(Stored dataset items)
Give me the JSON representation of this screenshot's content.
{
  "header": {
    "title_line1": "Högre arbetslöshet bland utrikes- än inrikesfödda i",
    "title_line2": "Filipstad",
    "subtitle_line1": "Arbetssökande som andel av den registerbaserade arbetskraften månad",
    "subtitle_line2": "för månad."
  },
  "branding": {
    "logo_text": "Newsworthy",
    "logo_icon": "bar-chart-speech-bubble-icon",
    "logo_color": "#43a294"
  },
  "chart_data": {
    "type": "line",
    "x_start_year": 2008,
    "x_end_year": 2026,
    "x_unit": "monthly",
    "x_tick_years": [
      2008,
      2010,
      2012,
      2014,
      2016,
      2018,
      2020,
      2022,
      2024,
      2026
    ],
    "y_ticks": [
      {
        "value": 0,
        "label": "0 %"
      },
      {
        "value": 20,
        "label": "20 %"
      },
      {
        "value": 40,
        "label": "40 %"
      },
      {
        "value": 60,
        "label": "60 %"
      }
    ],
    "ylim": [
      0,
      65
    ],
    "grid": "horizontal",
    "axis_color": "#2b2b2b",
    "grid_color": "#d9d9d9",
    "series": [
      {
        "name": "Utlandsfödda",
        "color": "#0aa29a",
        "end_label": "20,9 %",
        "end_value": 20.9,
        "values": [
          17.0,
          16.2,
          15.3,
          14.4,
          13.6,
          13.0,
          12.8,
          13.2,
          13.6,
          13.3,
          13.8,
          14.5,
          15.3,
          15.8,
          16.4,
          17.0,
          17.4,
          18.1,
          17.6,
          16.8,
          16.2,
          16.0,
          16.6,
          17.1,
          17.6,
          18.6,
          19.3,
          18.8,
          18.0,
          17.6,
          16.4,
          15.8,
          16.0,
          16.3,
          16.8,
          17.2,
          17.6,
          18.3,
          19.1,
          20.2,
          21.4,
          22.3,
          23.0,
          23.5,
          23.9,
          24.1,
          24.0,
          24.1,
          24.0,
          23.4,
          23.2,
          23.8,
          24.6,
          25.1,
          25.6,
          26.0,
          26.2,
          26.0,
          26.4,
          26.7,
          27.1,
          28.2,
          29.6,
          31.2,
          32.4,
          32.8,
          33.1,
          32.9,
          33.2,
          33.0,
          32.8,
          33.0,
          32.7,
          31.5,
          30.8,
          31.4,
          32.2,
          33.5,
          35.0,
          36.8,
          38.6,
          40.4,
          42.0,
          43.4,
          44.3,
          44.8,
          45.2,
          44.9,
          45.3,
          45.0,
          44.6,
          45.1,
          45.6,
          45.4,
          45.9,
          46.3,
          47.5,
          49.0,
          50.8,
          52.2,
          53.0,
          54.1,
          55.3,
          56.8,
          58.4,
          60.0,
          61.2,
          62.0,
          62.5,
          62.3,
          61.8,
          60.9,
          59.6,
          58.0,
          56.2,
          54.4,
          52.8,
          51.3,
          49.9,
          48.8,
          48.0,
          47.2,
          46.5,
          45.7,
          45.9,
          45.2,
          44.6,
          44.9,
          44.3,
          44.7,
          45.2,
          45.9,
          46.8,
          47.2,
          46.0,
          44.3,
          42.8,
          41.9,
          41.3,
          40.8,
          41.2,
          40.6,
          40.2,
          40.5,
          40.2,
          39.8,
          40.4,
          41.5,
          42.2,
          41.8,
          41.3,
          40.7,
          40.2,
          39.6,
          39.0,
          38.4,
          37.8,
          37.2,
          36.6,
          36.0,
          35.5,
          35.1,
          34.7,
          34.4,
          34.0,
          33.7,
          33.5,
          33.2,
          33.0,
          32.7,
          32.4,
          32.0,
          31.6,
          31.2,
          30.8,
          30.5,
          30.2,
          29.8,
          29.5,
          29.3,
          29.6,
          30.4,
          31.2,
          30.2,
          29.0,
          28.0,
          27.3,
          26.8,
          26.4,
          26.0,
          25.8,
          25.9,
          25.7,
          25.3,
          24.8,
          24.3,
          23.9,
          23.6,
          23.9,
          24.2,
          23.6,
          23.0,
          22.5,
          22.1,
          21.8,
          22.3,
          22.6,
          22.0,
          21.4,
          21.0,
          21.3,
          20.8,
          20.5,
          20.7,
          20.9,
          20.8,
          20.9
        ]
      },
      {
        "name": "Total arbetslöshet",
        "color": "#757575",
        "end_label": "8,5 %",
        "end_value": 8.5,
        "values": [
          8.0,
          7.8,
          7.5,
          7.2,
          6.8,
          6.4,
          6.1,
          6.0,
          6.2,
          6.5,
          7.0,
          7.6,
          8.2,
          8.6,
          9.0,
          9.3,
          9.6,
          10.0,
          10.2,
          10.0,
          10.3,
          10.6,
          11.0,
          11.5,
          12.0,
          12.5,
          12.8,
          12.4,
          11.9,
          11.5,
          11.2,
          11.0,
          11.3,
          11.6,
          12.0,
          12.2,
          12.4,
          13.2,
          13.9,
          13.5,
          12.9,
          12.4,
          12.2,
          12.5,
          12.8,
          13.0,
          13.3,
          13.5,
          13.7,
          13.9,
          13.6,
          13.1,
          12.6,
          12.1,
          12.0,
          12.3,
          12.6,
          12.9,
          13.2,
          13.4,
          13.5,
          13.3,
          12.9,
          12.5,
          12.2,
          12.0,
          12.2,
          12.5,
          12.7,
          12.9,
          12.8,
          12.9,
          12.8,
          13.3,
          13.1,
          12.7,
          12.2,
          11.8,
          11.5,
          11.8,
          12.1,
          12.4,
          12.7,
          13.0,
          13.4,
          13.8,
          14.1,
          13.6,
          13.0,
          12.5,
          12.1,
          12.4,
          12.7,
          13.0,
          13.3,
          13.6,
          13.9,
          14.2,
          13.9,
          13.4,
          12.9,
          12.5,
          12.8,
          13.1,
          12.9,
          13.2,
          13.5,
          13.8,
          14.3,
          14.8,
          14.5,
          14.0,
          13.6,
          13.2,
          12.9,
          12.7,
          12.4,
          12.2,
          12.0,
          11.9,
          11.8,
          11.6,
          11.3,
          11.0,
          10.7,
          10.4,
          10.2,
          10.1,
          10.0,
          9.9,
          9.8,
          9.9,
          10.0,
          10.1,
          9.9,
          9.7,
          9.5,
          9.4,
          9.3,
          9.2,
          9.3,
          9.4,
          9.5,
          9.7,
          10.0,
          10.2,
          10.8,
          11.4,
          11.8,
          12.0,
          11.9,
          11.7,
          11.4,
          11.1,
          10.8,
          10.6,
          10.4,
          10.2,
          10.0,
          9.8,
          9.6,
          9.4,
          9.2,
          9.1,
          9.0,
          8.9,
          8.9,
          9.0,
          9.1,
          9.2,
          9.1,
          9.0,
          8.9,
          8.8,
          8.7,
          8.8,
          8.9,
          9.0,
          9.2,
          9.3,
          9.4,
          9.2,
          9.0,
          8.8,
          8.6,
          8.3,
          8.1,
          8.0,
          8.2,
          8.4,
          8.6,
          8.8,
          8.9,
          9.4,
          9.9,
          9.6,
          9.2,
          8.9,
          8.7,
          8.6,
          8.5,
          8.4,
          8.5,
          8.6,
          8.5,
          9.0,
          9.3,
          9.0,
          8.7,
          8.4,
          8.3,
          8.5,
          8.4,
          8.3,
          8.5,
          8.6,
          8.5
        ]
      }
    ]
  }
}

» **STATED TASK**
Show each line holding the word "arbetslöshet".

» **ANSWER**
    "title_line1": "Högre arbetslöshet bland utrikes- än inrikesfödda i",
        "name": "Total arbetslöshet",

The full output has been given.